RECORDS FOR THIS EXERCISE:

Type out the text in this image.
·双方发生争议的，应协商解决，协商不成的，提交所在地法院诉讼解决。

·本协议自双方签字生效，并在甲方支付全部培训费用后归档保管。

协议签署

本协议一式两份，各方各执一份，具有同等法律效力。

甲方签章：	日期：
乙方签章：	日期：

EXERCISE PROMPT: Give the complete listing a second time, exactly as it reads.

COMPLETE RESPONSE:
Type out the text in this image.
·双方发生争议的，应协商解决，协商不成的，提交所在地法院诉讼解决。

·本协议自双方签字生效，并在甲方支付全部培训费用后归档保管。

协议签署

本协议一式两份，各方各执一份，具有同等法律效力。

甲方签章：	日期：
乙方签章：	日期：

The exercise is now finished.